-- Start of MATERIAL FOR THE TASK --
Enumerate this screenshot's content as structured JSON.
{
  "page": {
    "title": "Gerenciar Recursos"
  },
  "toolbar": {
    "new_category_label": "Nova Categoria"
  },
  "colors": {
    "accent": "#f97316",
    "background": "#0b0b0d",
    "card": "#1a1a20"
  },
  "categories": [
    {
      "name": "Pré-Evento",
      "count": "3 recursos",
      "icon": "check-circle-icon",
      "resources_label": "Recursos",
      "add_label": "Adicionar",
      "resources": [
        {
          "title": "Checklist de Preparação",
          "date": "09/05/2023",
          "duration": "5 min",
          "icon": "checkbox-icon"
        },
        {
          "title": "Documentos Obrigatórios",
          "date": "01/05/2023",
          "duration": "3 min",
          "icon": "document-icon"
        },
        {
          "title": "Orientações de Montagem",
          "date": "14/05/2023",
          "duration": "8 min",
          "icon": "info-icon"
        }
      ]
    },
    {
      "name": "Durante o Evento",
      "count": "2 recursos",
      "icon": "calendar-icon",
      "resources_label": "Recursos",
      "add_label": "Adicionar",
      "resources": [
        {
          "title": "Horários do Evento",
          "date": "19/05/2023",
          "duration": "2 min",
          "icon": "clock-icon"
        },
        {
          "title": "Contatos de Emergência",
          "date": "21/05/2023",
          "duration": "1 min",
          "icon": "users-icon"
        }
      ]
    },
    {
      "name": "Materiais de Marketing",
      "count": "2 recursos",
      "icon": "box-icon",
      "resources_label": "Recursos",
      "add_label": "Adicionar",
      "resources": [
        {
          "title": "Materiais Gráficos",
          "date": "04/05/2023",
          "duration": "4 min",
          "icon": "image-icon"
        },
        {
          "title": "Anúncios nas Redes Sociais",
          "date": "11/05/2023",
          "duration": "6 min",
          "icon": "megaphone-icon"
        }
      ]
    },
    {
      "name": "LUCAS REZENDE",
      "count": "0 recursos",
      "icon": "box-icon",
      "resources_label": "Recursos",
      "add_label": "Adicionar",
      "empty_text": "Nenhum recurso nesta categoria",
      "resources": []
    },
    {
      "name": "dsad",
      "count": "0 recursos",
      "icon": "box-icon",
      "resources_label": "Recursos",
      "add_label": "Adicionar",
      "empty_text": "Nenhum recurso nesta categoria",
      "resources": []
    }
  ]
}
-- End of MATERIAL FOR THE TASK --
• **TASK TO CARRY OUT**:
Repeat the whole listing exactly, keeping every line intact.

• **CORRECT RESPONSE**:
Enumerate this screenshot's content as structured JSON.
{
  "page": {
    "title": "Gerenciar Recursos"
  },
  "toolbar": {
    "new_category_label": "Nova Categoria"
  },
  "colors": {
    "accent": "#f97316",
    "background": "#0b0b0d",
    "card": "#1a1a20"
  },
  "categories": [
    {
      "name": "Pré-Evento",
      "count": "3 recursos",
      "icon": "check-circle-icon",
      "resources_label": "Recursos",
      "add_label": "Adicionar",
      "resources": [
        {
          "title": "Checklist de Preparação",
          "date": "09/05/2023",
          "duration": "5 min",
          "icon": "checkbox-icon"
        },
        {
          "title": "Documentos Obrigatórios",
          "date": "01/05/2023",
          "duration": "3 min",
          "icon": "document-icon"
        },
        {
          "title": "Orientações de Montagem",
          "date": "14/05/2023",
          "duration": "8 min",
          "icon": "info-icon"
        }
      ]
    },
    {
      "name": "Durante o Evento",
      "count": "2 recursos",
      "icon": "calendar-icon",
      "resources_label": "Recursos",
      "add_label": "Adicionar",
      "resources": [
        {
          "title": "Horários do Evento",
          "date": "19/05/2023",
          "duration": "2 min",
          "icon": "clock-icon"
        },
        {
          "title": "Contatos de Emergência",
          "date": "21/05/2023",
          "duration": "1 min",
          "icon": "users-icon"
        }
      ]
    },
    {
      "name": "Materiais de Marketing",
      "count": "2 recursos",
      "icon": "box-icon",
      "resources_label": "Recursos",
      "add_label": "Adicionar",
      "resources": [
        {
          "title": "Materiais Gráficos",
          "date": "04/05/2023",
          "duration": "4 min",
          "icon": "image-icon"
        },
        {
          "title": "Anúncios nas Redes Sociais",
          "date": "11/05/2023",
          "duration": "6 min",
          "icon": "megaphone-icon"
        }
      ]
    },
    {
      "name": "LUCAS REZENDE",
      "count": "0 recursos",
      "icon": "box-icon",
      "resources_label": "Recursos",
      "add_label": "Adicionar",
      "empty_text": "Nenhum recurso nesta categoria",
      "resources": []
    },
    {
      "name": "dsad",
      "count": "0 recursos",
      "icon": "box-icon",
      "resources_label": "Recursos",
      "add_label": "Adicionar",
      "empty_text": "Nenhum recurso nesta categoria",
      "resources": []
    }
  ]
}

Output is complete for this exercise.